The records that follow must be reproduced in full, exactly as written.

→ **Collected data entries**
------
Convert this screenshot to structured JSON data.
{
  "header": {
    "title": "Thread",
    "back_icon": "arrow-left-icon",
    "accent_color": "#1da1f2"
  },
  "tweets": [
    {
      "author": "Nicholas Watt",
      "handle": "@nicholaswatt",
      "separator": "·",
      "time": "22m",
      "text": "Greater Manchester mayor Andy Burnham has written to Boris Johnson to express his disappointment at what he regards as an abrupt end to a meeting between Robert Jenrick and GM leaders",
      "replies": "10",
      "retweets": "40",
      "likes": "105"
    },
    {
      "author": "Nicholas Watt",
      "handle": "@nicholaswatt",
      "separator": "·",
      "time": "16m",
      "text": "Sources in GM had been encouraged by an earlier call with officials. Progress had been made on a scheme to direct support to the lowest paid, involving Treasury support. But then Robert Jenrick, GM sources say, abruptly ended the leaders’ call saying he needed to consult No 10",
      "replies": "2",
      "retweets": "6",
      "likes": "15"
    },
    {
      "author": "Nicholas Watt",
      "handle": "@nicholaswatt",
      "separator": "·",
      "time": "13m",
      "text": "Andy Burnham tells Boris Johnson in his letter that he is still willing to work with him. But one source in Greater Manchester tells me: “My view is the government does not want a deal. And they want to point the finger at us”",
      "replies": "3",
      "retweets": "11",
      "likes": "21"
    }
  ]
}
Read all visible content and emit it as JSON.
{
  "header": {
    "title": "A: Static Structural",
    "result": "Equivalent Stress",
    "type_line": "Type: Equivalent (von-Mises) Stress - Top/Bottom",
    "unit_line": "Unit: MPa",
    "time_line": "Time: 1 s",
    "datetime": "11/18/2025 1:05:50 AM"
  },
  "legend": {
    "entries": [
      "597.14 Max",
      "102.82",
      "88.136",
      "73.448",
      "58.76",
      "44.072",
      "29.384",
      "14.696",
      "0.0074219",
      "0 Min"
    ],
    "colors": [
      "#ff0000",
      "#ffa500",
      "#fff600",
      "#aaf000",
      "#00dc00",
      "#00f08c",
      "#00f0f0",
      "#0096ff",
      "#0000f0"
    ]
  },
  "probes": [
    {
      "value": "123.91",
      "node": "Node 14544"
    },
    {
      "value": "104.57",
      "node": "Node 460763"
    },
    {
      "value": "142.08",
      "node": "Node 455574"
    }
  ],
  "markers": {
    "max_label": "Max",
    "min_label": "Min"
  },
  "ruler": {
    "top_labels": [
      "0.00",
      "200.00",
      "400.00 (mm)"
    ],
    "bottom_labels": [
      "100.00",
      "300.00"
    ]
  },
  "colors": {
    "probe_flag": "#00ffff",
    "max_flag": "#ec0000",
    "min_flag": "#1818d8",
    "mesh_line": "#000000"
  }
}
------
→ **FULL OUTPUT**
Convert this screenshot to structured JSON data.
{
  "header": {
    "title": "Thread",
    "back_icon": "arrow-left-icon",
    "accent_color": "#1da1f2"
  },
  "tweets": [
    {
      "author": "Nicholas Watt",
      "handle": "@nicholaswatt",
      "separator": "·",
      "time": "22m",
      "text": "Greater Manchester mayor Andy Burnham has written to Boris Johnson to express his disappointment at what he regards as an abrupt end to a meeting between Robert Jenrick and GM leaders",
      "replies": "10",
      "retweets": "40",
      "likes": "105"
    },
    {
      "author": "Nicholas Watt",
      "handle": "@nicholaswatt",
      "separator": "·",
      "time": "16m",
      "text": "Sources in GM had been encouraged by an earlier call with officials. Progress had been made on a scheme to direct support to the lowest paid, involving Treasury support. But then Robert Jenrick, GM sources say, abruptly ended the leaders’ call saying he needed to consult No 10",
      "replies": "2",
      "retweets": "6",
      "likes": "15"
    },
    {
      "author": "Nicholas Watt",
      "handle": "@nicholaswatt",
      "separator": "·",
      "time": "13m",
      "text": "Andy Burnham tells Boris Johnson in his letter that he is still willing to work with him. But one source in Greater Manchester tells me: “My view is the government does not want a deal. And they want to point the finger at us”",
      "replies": "3",
      "retweets": "11",
      "likes": "21"
    }
  ]
}
Read all visible content and emit it as JSON.
{
  "header": {
    "title": "A: Static Structural",
    "result": "Equivalent Stress",
    "type_line": "Type: Equivalent (von-Mises) Stress - Top/Bottom",
    "unit_line": "Unit: MPa",
    "time_line": "Time: 1 s",
    "datetime": "11/18/2025 1:05:50 AM"
  },
  "legend": {
    "entries": [
      "597.14 Max",
      "102.82",
      "88.136",
      "73.448",
      "58.76",
      "44.072",
      "29.384",
      "14.696",
      "0.0074219",
      "0 Min"
    ],
    "colors": [
      "#ff0000",
      "#ffa500",
      "#fff600",
      "#aaf000",
      "#00dc00",
      "#00f08c",
      "#00f0f0",
      "#0096ff",
      "#0000f0"
    ]
  },
  "probes": [
    {
      "value": "123.91",
      "node": "Node 14544"
    },
    {
      "value": "104.57",
      "node": "Node 460763"
    },
    {
      "value": "142.08",
      "node": "Node 455574"
    }
  ],
  "markers": {
    "max_label": "Max",
    "min_label": "Min"
  },
  "ruler": {
    "top_labels": [
      "0.00",
      "200.00",
      "400.00 (mm)"
    ],
    "bottom_labels": [
      "100.00",
      "300.00"
    ]
  },
  "colors": {
    "probe_flag": "#00ffff",
    "max_flag": "#ec0000",
    "min_flag": "#1818d8",
    "mesh_line": "#000000"
  }
}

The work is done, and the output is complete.